== Exercise description ==
Find the string "Dokumente" and gather every line that holds it.

[Rows from a dataset]
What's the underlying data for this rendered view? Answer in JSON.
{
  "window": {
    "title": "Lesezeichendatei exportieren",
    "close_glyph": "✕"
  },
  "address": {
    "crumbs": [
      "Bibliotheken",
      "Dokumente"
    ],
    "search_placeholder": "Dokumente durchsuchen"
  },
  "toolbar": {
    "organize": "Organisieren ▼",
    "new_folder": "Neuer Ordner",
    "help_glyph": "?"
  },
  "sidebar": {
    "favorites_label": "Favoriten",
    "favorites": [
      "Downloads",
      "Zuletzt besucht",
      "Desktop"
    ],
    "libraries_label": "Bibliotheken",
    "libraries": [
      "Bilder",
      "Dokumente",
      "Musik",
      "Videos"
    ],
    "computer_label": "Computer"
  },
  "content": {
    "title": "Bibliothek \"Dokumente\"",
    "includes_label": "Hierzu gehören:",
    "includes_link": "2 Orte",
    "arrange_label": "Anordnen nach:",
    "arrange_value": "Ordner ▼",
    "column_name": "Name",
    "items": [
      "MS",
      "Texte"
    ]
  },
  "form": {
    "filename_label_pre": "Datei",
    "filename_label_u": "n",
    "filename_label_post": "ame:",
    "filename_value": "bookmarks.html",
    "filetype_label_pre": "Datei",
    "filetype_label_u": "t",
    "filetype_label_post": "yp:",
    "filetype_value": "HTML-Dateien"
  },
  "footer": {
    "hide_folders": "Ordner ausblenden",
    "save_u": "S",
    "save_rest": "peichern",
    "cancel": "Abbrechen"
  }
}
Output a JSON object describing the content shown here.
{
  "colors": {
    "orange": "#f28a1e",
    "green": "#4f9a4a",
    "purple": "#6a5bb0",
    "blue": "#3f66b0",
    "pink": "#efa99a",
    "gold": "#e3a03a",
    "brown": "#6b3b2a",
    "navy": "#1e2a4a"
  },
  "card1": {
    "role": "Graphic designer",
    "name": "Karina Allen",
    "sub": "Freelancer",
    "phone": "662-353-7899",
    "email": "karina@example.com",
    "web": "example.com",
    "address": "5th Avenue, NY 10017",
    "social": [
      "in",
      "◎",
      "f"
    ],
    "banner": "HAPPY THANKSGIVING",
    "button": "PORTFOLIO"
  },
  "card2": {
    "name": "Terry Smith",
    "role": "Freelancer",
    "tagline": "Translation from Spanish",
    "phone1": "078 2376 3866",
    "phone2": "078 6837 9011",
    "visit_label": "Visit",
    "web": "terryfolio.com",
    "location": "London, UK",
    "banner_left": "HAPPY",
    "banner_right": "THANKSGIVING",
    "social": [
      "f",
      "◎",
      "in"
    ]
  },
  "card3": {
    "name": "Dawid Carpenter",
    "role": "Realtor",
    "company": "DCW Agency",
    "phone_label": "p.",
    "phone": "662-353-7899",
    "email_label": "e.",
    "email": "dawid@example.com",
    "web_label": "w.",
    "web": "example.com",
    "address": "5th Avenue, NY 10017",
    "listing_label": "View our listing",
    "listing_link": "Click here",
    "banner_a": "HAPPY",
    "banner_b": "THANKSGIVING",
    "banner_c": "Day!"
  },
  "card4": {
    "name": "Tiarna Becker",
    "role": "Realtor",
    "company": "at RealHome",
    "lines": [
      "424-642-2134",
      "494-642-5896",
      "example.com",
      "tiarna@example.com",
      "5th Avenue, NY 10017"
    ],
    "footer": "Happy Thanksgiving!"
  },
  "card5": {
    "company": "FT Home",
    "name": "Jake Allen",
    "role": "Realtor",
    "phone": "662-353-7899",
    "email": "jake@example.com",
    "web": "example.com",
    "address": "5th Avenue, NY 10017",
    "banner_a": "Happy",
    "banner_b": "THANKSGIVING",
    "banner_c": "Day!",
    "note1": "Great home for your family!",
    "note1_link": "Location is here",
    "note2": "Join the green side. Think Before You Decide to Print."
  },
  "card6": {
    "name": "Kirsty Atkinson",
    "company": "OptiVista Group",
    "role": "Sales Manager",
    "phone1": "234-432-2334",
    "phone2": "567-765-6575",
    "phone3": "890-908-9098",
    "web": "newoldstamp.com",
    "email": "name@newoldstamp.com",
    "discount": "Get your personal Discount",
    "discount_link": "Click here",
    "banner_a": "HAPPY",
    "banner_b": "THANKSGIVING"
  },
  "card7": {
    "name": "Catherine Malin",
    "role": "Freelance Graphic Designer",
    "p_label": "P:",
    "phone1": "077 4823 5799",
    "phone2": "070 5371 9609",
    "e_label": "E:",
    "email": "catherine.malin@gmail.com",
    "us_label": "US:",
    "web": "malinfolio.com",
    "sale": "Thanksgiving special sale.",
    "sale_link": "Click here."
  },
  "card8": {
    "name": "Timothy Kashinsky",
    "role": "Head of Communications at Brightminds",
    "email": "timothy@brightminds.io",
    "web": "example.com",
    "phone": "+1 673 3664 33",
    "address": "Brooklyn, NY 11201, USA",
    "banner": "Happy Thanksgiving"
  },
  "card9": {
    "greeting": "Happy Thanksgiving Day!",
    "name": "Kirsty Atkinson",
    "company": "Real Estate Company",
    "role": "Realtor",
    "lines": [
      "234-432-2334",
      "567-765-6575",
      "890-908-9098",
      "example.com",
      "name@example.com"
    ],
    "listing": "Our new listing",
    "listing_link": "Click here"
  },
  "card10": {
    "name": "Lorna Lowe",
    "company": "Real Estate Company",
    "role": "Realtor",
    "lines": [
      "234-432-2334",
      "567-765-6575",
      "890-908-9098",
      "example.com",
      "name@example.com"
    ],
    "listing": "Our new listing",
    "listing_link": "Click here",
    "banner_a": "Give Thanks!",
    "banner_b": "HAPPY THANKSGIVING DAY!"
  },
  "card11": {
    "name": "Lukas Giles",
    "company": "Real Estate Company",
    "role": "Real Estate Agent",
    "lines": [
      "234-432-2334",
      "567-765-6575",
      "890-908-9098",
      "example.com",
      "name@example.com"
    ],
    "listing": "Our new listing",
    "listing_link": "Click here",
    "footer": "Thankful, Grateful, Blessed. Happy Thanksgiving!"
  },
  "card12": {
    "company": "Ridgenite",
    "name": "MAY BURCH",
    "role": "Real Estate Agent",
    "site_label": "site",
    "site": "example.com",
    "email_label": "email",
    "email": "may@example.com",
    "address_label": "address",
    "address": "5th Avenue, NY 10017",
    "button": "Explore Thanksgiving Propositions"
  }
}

== Task result ==
      "Dokumente"
    "search_placeholder": "Dokumente durchsuchen"
      "Dokumente",
    "title": "Bibliothek \"Dokumente\"",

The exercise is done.